◆ SET PROBLEM: Retype the whole listing verbatim and keep the pictures out of it.

## begin MATERIAL PROVIDED

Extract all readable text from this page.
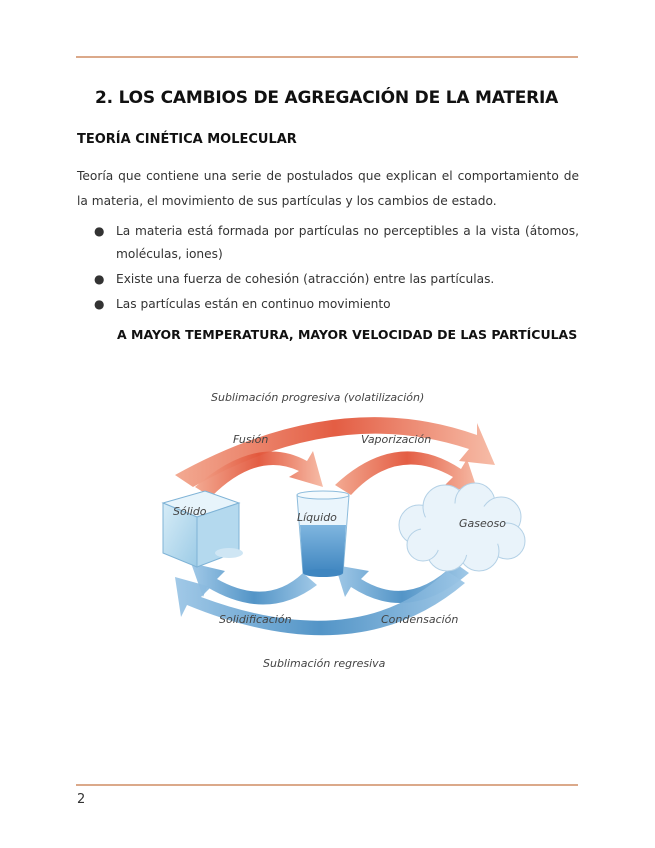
2. LOS CAMBIOS DE AGREGACIÓN DE LA MATERIA
TEORÍA CINÉTICA MOLECULAR
Teoría que contiene una serie de postulados que explican el comportamiento de la materia, el movimiento de sus partículas y los cambios de estado.
● La materia está formada por partículas no perceptibles a la vista (átomos, moléculas, iones)
● Existe una fuerza de cohesión (atracción) entre las partículas.
● Las partículas están en continuo movimiento
A MAYOR TEMPERATURA, MAYOR VELOCIDAD DE LAS PARTÍCULAS
Sublimación progresiva (volatilización)
Fusión	Vaporización
Sólido	Líquido	Gaseoso
Solidificación	Condensación
Sublimación regresiva
2
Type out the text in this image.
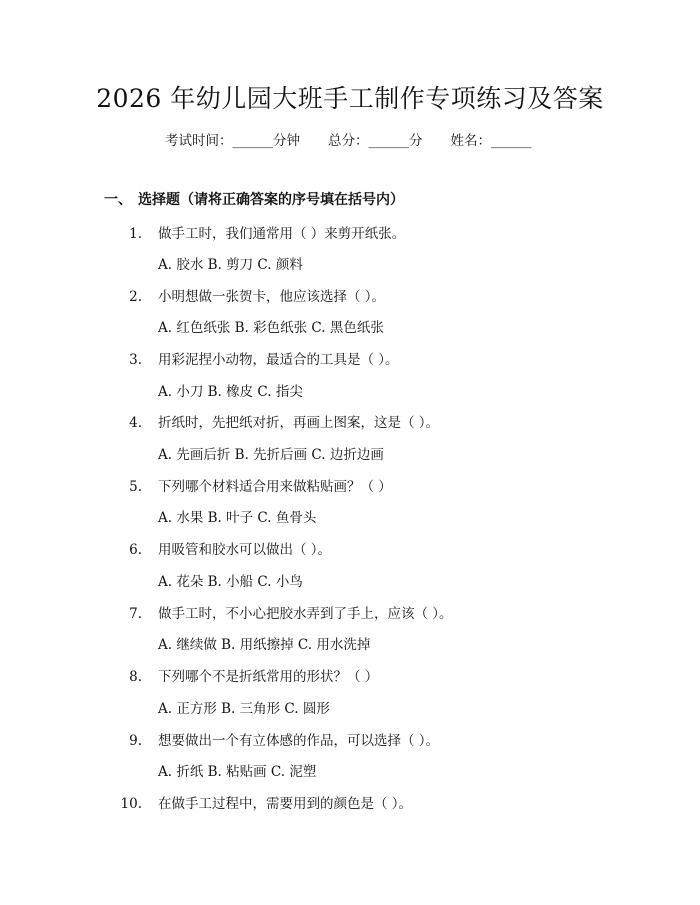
2026 年幼儿园大班手工制作专项练习及答案
考试时间：______分钟 总分：______分 姓名：______
一、 选择题（请将正确答案的序号填在括号内）
1. 做手工时，我们通常用（ ）来剪开纸张。
A. 胶水 B. 剪刀 C. 颜料
2. 小明想做一张贺卡，他应该选择（ ）。
A. 红色纸张 B. 彩色纸张 C. 黑色纸张
3. 用彩泥捏小动物，最适合的工具是（ ）。
A. 小刀 B. 橡皮 C. 指尖
4. 折纸时，先把纸对折，再画上图案，这是（ ）。
A. 先画后折 B. 先折后画 C. 边折边画
5. 下列哪个材料适合用来做粘贴画？（ ）
A. 水果 B. 叶子 C. 鱼骨头
6. 用吸管和胶水可以做出（ ）。
A. 花朵 B. 小船 C. 小鸟
7. 做手工时，不小心把胶水弄到了手上，应该（ ）。
A. 继续做 B. 用纸擦掉 C. 用水洗掉
8. 下列哪个不是折纸常用的形状？（ ）
A. 正方形 B. 三角形 C. 圆形
9. 想要做出一个有立体感的作品，可以选择（ ）。
A. 折纸 B. 粘贴画 C. 泥塑
10. 在做手工过程中，需要用到的颜色是（ ）。
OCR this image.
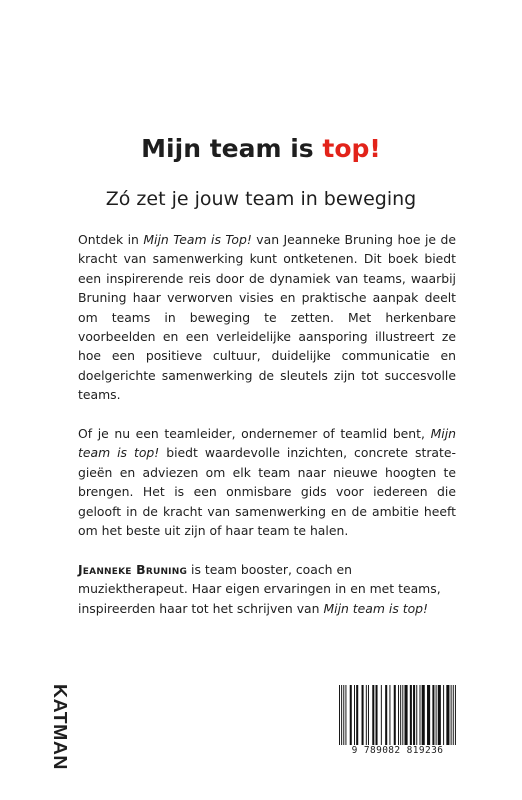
Mijn team is top!
Zó zet je jouw team in beweging

Ontdek in Mijn Team is Top! van Jeanneke Bruning hoe je de kracht van samenwerking kunt ontketenen. Dit boek biedt een inspirerende reis door de dynamiek van teams, waarbij Bruning haar verworven visies en praktische aanpak deelt om teams in beweging te zetten. Met herkenbare voorbeelden en een verleidelijke aansporing illustreert ze hoe een positieve cultuur, duidelijke communicatie en doelgerichte samenwerking de sleutels zijn tot succesvolle teams.

Of je nu een teamleider, ondernemer of teamlid bent, Mijn team is top! biedt waardevolle inzichten, concrete strategieën en adviezen om elk team naar nieuwe hoogten te brengen. Het is een onmisbare gids voor iedereen die gelooft in de kracht van samenwerking en de ambitie heeft om het beste uit zijn of haar team te halen.

Jeanneke Bruning is team booster, coach en muziektherapeut. Haar eigen ervaringen in en met teams, inspireerden haar tot het schrijven van Mijn team is top!

KATMAN	9 789082 819236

## end MATERIAL PROVIDED

◆ COMPLETE ANSWER:
Extract all readable text from this page.
2. LOS CAMBIOS DE AGREGACIÓN DE LA MATERIA
TEORÍA CINÉTICA MOLECULAR
Teoría que contiene una serie de postulados que explican el comportamiento de la materia, el movimiento de sus partículas y los cambios de estado.
● La materia está formada por partículas no perceptibles a la vista (átomos, moléculas, iones)
● Existe una fuerza de cohesión (atracción) entre las partículas.
● Las partículas están en continuo movimiento
A MAYOR TEMPERATURA, MAYOR VELOCIDAD DE LAS PARTÍCULAS
Sublimación progresiva (volatilización)
Fusión	Vaporización
Sólido	Líquido	Gaseoso
Solidificación	Condensación
Sublimación regresiva
2
Type out the text in this image.
2026 年幼儿园大班手工制作专项练习及答案
考试时间：______分钟 总分：______分 姓名：______
一、 选择题（请将正确答案的序号填在括号内）
1. 做手工时，我们通常用（ ）来剪开纸张。
A. 胶水 B. 剪刀 C. 颜料
2. 小明想做一张贺卡，他应该选择（ ）。
A. 红色纸张 B. 彩色纸张 C. 黑色纸张
3. 用彩泥捏小动物，最适合的工具是（ ）。
A. 小刀 B. 橡皮 C. 指尖
4. 折纸时，先把纸对折，再画上图案，这是（ ）。
A. 先画后折 B. 先折后画 C. 边折边画
5. 下列哪个材料适合用来做粘贴画？（ ）
A. 水果 B. 叶子 C. 鱼骨头
6. 用吸管和胶水可以做出（ ）。
A. 花朵 B. 小船 C. 小鸟
7. 做手工时，不小心把胶水弄到了手上，应该（ ）。
A. 继续做 B. 用纸擦掉 C. 用水洗掉
8. 下列哪个不是折纸常用的形状？（ ）
A. 正方形 B. 三角形 C. 圆形
9. 想要做出一个有立体感的作品，可以选择（ ）。
A. 折纸 B. 粘贴画 C. 泥塑
10. 在做手工过程中，需要用到的颜色是（ ）。
OCR this image.
Mijn team is top!
Zó zet je jouw team in beweging

Ontdek in Mijn Team is Top! van Jeanneke Bruning hoe je de kracht van samenwerking kunt ontketenen. Dit boek biedt een inspirerende reis door de dynamiek van teams, waarbij Bruning haar verworven visies en praktische aanpak deelt om teams in beweging te zetten. Met herkenbare voorbeelden en een verleidelijke aansporing illustreert ze hoe een positieve cultuur, duidelijke communicatie en doelgerichte samenwerking de sleutels zijn tot succesvolle teams.

Of je nu een teamleider, ondernemer of teamlid bent, Mijn team is top! biedt waardevolle inzichten, concrete strategieën en adviezen om elk team naar nieuwe hoogten te brengen. Het is een onmisbare gids voor iedereen die gelooft in de kracht van samenwerking en de ambitie heeft om het beste uit zijn of haar team te halen.

Jeanneke Bruning is team booster, coach en muziektherapeut. Haar eigen ervaringen in en met teams, inspireerden haar tot het schrijven van Mijn team is top!

KATMAN	9 789082 819236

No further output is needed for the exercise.